▶ **Set task**
Return exactly the span of lines that opens with the line containing "Extract the structured" and closes with the last line of the data, inclusive.

# Records for this exercise start

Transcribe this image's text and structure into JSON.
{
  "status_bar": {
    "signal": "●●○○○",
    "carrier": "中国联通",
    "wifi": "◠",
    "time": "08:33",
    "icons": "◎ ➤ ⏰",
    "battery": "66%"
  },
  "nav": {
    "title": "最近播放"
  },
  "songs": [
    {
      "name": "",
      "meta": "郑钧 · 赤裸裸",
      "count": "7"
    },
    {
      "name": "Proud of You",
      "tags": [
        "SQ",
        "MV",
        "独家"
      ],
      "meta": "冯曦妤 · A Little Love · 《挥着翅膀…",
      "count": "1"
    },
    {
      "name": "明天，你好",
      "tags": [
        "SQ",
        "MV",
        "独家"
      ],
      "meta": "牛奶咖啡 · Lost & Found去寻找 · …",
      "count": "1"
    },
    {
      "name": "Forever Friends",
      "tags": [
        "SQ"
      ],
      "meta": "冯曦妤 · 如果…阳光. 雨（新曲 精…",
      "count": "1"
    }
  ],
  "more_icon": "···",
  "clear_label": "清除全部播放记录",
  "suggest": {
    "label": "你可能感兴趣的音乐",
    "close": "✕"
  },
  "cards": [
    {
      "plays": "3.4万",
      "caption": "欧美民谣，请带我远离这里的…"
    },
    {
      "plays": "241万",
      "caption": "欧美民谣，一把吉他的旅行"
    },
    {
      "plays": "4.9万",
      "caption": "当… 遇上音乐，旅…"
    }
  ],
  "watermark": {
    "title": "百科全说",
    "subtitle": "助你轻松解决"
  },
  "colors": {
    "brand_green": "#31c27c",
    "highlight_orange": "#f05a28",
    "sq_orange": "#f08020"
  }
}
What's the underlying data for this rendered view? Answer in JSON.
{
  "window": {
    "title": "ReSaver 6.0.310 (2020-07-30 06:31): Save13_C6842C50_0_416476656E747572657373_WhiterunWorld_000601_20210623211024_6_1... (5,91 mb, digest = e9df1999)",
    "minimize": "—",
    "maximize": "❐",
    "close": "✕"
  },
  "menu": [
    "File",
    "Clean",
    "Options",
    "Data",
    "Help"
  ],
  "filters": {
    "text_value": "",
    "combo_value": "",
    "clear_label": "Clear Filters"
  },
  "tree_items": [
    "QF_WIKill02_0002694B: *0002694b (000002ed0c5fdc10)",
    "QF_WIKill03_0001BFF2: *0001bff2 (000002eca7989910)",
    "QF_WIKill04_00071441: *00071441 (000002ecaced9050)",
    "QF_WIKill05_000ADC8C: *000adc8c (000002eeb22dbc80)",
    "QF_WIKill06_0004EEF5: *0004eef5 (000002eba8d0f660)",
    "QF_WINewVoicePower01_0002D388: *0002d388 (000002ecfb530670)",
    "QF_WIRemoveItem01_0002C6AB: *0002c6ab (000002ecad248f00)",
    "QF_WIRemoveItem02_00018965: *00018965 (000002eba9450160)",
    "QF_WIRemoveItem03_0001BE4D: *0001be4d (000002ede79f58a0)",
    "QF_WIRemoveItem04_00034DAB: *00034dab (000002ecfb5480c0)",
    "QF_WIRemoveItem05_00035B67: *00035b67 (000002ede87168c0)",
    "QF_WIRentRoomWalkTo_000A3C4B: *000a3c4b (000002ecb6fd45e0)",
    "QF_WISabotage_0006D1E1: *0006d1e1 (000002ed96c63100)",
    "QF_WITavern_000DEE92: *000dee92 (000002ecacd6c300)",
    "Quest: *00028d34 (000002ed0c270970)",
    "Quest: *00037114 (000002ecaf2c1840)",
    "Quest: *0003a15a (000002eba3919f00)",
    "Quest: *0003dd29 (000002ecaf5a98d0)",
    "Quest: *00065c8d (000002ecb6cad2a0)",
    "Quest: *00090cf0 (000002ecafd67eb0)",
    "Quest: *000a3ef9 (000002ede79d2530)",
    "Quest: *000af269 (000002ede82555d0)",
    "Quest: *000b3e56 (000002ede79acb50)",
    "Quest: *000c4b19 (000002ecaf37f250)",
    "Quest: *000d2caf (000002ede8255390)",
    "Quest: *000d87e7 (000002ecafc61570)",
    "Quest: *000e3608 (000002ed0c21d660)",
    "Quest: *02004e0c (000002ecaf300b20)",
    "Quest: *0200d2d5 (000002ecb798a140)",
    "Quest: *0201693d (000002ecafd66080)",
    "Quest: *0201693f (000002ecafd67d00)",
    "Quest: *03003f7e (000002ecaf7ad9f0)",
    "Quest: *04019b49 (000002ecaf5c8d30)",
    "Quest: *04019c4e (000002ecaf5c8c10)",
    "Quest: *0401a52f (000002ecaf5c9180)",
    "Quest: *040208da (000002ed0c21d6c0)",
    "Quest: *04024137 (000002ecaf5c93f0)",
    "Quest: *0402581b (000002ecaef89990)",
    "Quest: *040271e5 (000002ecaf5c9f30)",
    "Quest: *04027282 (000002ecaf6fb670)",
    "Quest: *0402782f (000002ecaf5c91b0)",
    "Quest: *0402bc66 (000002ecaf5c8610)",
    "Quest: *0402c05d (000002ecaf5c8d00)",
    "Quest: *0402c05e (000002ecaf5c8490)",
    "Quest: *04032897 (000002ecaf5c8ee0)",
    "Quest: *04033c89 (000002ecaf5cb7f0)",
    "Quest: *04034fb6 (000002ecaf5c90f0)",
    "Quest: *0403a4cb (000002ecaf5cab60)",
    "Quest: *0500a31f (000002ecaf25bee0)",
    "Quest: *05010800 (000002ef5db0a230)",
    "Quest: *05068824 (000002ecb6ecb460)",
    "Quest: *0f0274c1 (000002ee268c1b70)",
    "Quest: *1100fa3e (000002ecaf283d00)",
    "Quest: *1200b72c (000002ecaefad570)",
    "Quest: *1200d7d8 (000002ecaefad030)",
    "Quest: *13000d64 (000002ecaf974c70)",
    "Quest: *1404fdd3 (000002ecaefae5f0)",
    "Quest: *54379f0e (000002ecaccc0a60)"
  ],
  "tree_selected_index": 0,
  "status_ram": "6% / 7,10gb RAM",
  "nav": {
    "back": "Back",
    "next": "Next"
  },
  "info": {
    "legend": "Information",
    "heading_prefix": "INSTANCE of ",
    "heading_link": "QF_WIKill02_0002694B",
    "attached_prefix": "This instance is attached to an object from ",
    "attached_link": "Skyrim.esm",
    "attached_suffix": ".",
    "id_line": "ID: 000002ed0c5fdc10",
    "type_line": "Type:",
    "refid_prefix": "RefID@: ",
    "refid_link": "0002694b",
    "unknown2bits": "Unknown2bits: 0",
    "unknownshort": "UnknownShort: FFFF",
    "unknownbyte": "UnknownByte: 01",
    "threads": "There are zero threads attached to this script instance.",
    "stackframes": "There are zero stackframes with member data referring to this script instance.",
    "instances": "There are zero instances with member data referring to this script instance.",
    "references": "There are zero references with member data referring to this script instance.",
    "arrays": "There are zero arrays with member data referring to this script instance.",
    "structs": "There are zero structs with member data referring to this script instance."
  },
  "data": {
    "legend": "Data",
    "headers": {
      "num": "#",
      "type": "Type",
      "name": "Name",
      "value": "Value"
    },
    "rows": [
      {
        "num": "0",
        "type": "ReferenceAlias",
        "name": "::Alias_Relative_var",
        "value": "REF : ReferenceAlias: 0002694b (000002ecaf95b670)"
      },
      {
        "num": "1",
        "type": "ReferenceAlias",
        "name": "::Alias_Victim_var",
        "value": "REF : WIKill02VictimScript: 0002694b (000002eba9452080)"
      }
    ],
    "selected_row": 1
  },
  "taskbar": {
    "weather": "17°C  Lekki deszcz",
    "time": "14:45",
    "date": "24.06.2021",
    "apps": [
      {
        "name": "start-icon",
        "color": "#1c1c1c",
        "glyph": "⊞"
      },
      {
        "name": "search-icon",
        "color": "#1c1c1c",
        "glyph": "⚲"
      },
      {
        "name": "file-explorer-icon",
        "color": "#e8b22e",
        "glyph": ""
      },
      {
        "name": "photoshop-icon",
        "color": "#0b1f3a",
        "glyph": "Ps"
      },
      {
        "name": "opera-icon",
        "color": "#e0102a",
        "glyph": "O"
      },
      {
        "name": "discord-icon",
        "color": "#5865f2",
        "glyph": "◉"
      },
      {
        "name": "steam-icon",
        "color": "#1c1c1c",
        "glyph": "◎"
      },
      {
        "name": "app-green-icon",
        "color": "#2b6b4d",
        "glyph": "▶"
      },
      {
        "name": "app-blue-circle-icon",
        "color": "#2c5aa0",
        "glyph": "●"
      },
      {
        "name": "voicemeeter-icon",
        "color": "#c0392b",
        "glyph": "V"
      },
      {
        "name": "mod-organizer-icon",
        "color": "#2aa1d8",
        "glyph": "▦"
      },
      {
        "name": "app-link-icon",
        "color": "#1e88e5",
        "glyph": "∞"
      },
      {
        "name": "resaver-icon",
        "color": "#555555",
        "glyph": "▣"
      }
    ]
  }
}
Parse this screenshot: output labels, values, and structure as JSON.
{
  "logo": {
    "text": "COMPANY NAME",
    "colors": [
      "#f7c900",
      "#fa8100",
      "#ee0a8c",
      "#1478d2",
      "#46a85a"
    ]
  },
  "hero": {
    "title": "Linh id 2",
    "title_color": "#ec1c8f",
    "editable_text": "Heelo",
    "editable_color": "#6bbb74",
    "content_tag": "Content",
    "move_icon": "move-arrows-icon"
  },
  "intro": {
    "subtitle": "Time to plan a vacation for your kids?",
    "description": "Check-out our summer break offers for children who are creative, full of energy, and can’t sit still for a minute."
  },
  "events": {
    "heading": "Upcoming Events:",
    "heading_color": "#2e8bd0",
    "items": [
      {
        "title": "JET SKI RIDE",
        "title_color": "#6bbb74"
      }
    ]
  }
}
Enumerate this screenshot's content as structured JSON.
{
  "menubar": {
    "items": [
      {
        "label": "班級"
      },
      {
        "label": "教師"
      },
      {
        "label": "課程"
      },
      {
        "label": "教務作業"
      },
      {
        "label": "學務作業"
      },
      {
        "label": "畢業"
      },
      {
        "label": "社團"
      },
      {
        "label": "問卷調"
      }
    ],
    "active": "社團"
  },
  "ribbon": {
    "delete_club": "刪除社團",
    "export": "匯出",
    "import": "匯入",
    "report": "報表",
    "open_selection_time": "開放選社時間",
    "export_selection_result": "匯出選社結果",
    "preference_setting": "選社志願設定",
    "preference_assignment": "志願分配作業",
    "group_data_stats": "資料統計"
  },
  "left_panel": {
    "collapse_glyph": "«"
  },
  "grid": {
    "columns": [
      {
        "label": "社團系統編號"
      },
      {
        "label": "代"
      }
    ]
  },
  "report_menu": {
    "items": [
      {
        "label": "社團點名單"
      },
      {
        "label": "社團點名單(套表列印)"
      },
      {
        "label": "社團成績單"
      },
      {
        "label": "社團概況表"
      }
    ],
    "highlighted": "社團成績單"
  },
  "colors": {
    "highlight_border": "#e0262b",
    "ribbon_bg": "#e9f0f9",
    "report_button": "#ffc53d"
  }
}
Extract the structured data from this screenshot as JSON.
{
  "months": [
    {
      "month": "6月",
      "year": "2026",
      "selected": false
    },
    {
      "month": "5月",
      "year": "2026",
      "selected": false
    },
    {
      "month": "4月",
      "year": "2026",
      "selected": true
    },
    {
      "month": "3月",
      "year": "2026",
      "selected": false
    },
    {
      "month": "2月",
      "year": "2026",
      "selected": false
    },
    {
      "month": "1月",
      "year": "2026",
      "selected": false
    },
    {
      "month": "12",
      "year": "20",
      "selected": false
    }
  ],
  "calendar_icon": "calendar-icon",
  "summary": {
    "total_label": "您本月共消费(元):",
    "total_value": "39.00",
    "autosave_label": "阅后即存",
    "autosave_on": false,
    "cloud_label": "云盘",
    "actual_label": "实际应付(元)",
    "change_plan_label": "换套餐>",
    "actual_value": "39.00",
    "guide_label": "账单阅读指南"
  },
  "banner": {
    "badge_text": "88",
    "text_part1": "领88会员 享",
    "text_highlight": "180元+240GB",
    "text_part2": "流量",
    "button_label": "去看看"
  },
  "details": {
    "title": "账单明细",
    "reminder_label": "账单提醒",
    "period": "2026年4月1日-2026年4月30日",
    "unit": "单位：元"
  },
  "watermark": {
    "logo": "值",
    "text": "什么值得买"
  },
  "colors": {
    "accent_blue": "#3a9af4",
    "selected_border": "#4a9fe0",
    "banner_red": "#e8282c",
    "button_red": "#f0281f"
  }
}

# Records for this exercise end

▶ **Correct answer**
Extract the structured data from this screenshot as JSON.
{
  "months": [
    {
      "month": "6月",
      "year": "2026",
      "selected": false
    },
    {
      "month": "5月",
      "year": "2026",
      "selected": false
    },
    {
      "month": "4月",
      "year": "2026",
      "selected": true
    },
    {
      "month": "3月",
      "year": "2026",
      "selected": false
    },
    {
      "month": "2月",
      "year": "2026",
      "selected": false
    },
    {
      "month": "1月",
      "year": "2026",
      "selected": false
    },
    {
      "month": "12",
      "year": "20",
      "selected": false
    }
  ],
  "calendar_icon": "calendar-icon",
  "summary": {
    "total_label": "您本月共消费(元):",
    "total_value": "39.00",
    "autosave_label": "阅后即存",
    "autosave_on": false,
    "cloud_label": "云盘",
    "actual_label": "实际应付(元)",
    "change_plan_label": "换套餐>",
    "actual_value": "39.00",
    "guide_label": "账单阅读指南"
  },
  "banner": {
    "badge_text": "88",
    "text_part1": "领88会员 享",
    "text_highlight": "180元+240GB",
    "text_part2": "流量",
    "button_label": "去看看"
  },
  "details": {
    "title": "账单明细",
    "reminder_label": "账单提醒",
    "period": "2026年4月1日-2026年4月30日",
    "unit": "单位：元"
  },
  "watermark": {
    "logo": "值",
    "text": "什么值得买"
  },
  "colors": {
    "accent_blue": "#3a9af4",
    "selected_border": "#4a9fe0",
    "banner_red": "#e8282c",
    "button_red": "#f0281f"
  }
}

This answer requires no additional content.